- What you will do: Copy the records below, replacing every "legend-level-label" with "legend-tick-label" and changing nothing else. Leave the pictures out of your copy.
^^^^^^^^^^^^^^^^
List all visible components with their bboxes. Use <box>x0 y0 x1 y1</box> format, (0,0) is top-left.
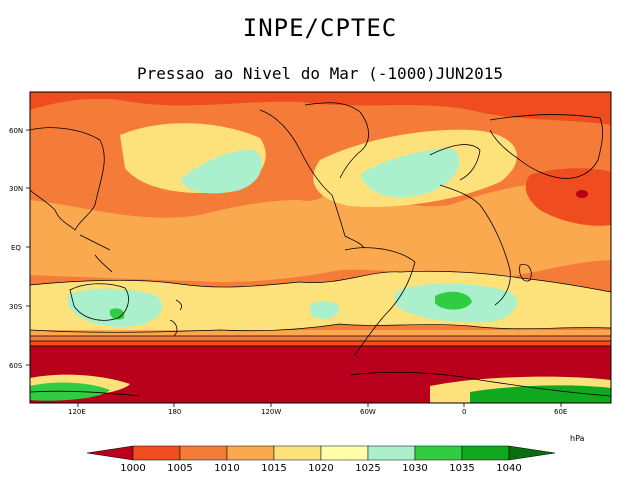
lon-label-120e: 120E <box>68 408 86 416</box>
lon-label-60w: 60W <box>360 408 376 416</box>
legend-cell <box>273 445 322 461</box>
legend-cell <box>132 445 181 461</box>
legend-level-label: 1020 <box>308 463 333 474</box>
field-band-1015 <box>30 330 611 336</box>
field-australia-core <box>109 308 125 320</box>
lat-label-60n: 60N <box>9 127 23 135</box>
field-npacific-core <box>180 149 262 194</box>
field-band-1005 <box>30 341 611 346</box>
legend-level-label: 1040 <box>496 463 521 474</box>
field-tropics <box>30 178 611 282</box>
field-asia-low <box>525 168 611 226</box>
legend-cell <box>226 445 275 461</box>
legend-cell <box>461 445 510 461</box>
field-band-1010 <box>30 336 611 341</box>
field-natlantic-core <box>360 148 460 198</box>
legend-level-label: 1005 <box>167 463 192 474</box>
legend-level-label: 1025 <box>355 463 380 474</box>
legend-level-label: 1035 <box>449 463 474 474</box>
legend-level-label: 1010 <box>214 463 239 474</box>
legend-level-label: 1000 <box>120 463 145 474</box>
contours <box>30 270 611 347</box>
legend-cell <box>179 445 228 461</box>
lat-label-30n: 30N <box>9 185 23 193</box>
legend-cell <box>367 445 416 461</box>
lat-label-30s: 30S <box>9 303 23 311</box>
legend-cell-below <box>86 445 134 461</box>
legend-cell <box>414 445 463 461</box>
map-subtitle: Pressao ao Nivel do Mar (-1000)JUN2015 <box>136 64 504 83</box>
field-australia-high <box>68 288 163 327</box>
legend-unit: hPa <box>570 434 585 443</box>
lon-axis: 120E 180 120W 60W 0 60E <box>68 403 567 416</box>
legend-cell <box>320 445 369 461</box>
lat-label-eq: EQ <box>11 244 21 252</box>
lat-axis: 60N 30N EQ 30S 60S <box>9 127 30 370</box>
legend-level-label: 1015 <box>261 463 286 474</box>
lon-label-0: 0 <box>462 408 466 416</box>
field-pacific-cell <box>310 300 340 319</box>
lat-label-60s: 60S <box>9 362 23 370</box>
lon-label-180: 180 <box>168 408 181 416</box>
field-asia-core <box>576 190 588 198</box>
map-frame <box>29 91 612 404</box>
lon-label-120w: 120W <box>261 408 281 416</box>
map-field <box>30 92 611 403</box>
field-north-low <box>30 92 611 125</box>
field-atlantic-core <box>435 291 472 310</box>
lon-label-60e: 60E <box>554 408 567 416</box>
legend-cell-above <box>508 445 556 461</box>
legend-level-label: 1030 <box>402 463 427 474</box>
app-title: INPE/CPTEC <box>242 14 398 42</box>
field-antarctic-core-e <box>470 385 611 403</box>
legend-colorbar: 1000 1005 1010 1015 1020 1025 1030 1035 1040 <box>86 445 556 474</box>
^^^^^^^^^^^^^^^^
- The response:
List all visible components with their bboxes. Use <box>x0 y0 x1 y1</box> format, (0,0) is top-left.
lon-label-120e: 120E <box>68 408 86 416</box>
lon-label-60w: 60W <box>360 408 376 416</box>
legend-cell <box>273 445 322 461</box>
legend-cell <box>132 445 181 461</box>
legend-tick-label: 1020 <box>308 463 333 474</box>
field-band-1015 <box>30 330 611 336</box>
field-australia-core <box>109 308 125 320</box>
lat-label-60n: 60N <box>9 127 23 135</box>
field-npacific-core <box>180 149 262 194</box>
field-band-1005 <box>30 341 611 346</box>
legend-tick-label: 1040 <box>496 463 521 474</box>
field-tropics <box>30 178 611 282</box>
field-asia-low <box>525 168 611 226</box>
legend-cell <box>226 445 275 461</box>
legend-cell <box>461 445 510 461</box>
field-band-1010 <box>30 336 611 341</box>
field-natlantic-core <box>360 148 460 198</box>
legend-tick-label: 1005 <box>167 463 192 474</box>
legend-tick-label: 1025 <box>355 463 380 474</box>
legend-tick-label: 1035 <box>449 463 474 474</box>
legend-tick-label: 1010 <box>214 463 239 474</box>
legend-tick-label: 1000 <box>120 463 145 474</box>
contours <box>30 270 611 347</box>
legend-cell <box>179 445 228 461</box>
lat-label-30n: 30N <box>9 185 23 193</box>
legend-cell <box>367 445 416 461</box>
lat-label-30s: 30S <box>9 303 23 311</box>
legend-cell-below <box>86 445 134 461</box>
legend-cell <box>414 445 463 461</box>
map-subtitle: Pressao ao Nivel do Mar (-1000)JUN2015 <box>136 64 504 83</box>
field-australia-high <box>68 288 163 327</box>
legend-unit: hPa <box>570 434 585 443</box>
lon-axis: 120E 180 120W 60W 0 60E <box>68 403 567 416</box>
legend-cell <box>320 445 369 461</box>
lat-label-eq: EQ <box>11 244 21 252</box>
lat-axis: 60N 30N EQ 30S 60S <box>9 127 30 370</box>
legend-tick-label: 1015 <box>261 463 286 474</box>
lon-label-0: 0 <box>462 408 466 416</box>
field-pacific-cell <box>310 300 340 319</box>
lat-label-60s: 60S <box>9 362 23 370</box>
lon-label-180: 180 <box>168 408 181 416</box>
field-asia-core <box>576 190 588 198</box>
map-frame <box>29 91 612 404</box>
lon-label-120w: 120W <box>261 408 281 416</box>
map-field <box>30 92 611 403</box>
field-north-low <box>30 92 611 125</box>
field-atlantic-core <box>435 291 472 310</box>
lon-label-60e: 60E <box>554 408 567 416</box>
legend-cell-above <box>508 445 556 461</box>
legend-tick-label: 1030 <box>402 463 427 474</box>
app-title: INPE/CPTEC <box>242 14 398 42</box>
field-antarctic-core-e <box>470 385 611 403</box>
legend-colorbar: 1000 1005 1010 1015 1020 1025 1030 1035 1040 <box>86 445 556 474</box>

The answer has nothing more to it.